Do this: Copy every line of the data that contains the string "axis".

====== Record set ======

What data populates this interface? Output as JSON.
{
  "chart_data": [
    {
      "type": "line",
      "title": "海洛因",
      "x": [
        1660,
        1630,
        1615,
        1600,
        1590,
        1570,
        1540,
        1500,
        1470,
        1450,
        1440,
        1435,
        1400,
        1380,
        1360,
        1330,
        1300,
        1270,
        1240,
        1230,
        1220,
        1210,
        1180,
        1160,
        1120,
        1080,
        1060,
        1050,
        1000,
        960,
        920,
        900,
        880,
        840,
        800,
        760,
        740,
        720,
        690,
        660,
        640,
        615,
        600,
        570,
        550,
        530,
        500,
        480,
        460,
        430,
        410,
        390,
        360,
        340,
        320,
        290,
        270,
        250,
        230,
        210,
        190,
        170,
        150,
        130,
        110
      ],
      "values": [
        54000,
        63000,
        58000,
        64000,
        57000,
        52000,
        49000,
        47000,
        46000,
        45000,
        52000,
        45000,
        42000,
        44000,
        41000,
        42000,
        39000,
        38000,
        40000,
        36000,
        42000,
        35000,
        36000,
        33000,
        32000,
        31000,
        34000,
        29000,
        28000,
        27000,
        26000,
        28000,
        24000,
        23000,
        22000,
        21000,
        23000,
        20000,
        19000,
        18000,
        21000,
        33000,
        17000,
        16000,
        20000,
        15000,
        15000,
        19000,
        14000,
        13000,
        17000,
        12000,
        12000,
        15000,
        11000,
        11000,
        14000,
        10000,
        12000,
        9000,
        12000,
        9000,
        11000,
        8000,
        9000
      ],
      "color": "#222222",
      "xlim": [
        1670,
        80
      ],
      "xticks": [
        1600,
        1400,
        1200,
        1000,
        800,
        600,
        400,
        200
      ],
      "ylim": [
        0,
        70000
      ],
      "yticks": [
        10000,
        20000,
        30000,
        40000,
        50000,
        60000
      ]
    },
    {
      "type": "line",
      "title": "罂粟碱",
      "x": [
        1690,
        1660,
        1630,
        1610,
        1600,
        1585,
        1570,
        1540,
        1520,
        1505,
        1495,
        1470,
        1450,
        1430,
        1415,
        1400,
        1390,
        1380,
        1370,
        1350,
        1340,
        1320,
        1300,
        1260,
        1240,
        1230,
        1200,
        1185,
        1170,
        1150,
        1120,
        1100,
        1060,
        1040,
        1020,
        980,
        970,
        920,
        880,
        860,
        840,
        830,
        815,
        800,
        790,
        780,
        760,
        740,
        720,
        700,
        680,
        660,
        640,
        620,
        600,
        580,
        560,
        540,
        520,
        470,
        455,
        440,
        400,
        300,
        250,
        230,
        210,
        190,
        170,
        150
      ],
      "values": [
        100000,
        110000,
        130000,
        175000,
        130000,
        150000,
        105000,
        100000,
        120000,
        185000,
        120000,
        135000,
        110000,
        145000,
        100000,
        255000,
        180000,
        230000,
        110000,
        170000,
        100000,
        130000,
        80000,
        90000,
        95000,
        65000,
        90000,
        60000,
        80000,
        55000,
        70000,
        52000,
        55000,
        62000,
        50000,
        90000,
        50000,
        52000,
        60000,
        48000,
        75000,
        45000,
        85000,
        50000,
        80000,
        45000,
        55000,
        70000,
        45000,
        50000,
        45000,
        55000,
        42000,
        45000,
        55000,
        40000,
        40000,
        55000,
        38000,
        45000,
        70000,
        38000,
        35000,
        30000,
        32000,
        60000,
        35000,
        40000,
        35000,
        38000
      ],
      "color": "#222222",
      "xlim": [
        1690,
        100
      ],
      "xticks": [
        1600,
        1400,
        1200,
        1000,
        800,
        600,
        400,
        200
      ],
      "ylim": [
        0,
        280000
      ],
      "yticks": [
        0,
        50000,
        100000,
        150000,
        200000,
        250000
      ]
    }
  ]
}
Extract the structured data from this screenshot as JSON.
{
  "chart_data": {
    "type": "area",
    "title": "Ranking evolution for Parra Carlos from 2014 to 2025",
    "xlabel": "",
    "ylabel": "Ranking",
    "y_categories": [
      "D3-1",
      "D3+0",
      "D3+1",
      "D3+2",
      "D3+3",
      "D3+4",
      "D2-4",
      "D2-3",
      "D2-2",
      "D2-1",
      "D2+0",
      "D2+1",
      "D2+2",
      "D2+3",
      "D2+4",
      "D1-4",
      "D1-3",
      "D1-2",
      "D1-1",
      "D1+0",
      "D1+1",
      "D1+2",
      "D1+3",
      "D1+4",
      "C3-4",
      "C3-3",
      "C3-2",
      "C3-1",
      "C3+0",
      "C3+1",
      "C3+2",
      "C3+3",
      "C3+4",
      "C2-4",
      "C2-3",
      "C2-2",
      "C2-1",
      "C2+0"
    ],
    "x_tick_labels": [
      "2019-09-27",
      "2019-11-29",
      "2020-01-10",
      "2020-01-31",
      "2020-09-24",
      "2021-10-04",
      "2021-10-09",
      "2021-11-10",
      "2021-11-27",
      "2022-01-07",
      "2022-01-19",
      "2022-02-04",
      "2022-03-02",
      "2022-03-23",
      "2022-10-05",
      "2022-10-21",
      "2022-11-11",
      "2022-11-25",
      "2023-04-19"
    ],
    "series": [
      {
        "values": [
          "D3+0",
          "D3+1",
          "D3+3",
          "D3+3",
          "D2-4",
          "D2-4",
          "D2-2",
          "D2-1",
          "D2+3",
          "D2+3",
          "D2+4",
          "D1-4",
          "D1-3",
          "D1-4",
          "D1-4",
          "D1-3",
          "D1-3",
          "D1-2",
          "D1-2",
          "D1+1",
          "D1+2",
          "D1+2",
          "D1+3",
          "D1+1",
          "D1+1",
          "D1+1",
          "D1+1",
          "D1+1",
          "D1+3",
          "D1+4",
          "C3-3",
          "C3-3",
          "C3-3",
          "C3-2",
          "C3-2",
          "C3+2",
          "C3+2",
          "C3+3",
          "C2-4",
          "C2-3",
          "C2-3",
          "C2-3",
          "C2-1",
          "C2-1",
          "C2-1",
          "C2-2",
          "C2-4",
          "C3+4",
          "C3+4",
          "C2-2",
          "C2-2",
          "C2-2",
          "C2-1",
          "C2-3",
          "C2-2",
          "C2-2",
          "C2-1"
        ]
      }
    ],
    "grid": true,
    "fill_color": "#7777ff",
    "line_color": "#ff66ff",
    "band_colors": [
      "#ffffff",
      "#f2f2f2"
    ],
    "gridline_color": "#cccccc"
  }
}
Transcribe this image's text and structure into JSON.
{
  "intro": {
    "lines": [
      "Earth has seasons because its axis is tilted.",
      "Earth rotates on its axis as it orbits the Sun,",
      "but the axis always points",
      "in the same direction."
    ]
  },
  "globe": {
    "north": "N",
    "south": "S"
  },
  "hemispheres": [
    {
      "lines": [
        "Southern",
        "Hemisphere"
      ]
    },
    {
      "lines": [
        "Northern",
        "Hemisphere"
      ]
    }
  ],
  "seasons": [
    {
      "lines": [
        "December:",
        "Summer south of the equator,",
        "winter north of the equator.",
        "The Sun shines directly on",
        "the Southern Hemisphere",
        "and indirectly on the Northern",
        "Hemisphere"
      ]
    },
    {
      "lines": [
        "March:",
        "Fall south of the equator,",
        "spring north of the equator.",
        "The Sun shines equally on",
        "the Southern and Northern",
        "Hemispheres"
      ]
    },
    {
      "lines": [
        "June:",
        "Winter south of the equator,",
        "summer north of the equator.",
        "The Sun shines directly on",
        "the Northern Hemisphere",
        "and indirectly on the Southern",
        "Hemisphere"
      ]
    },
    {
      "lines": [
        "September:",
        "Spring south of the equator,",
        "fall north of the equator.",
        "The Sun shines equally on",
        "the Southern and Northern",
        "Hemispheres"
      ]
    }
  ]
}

======

Response:
      "Earth has seasons because its axis is tilted.",
      "Earth rotates on its axis as it orbits the Sun,",
      "but the axis always points",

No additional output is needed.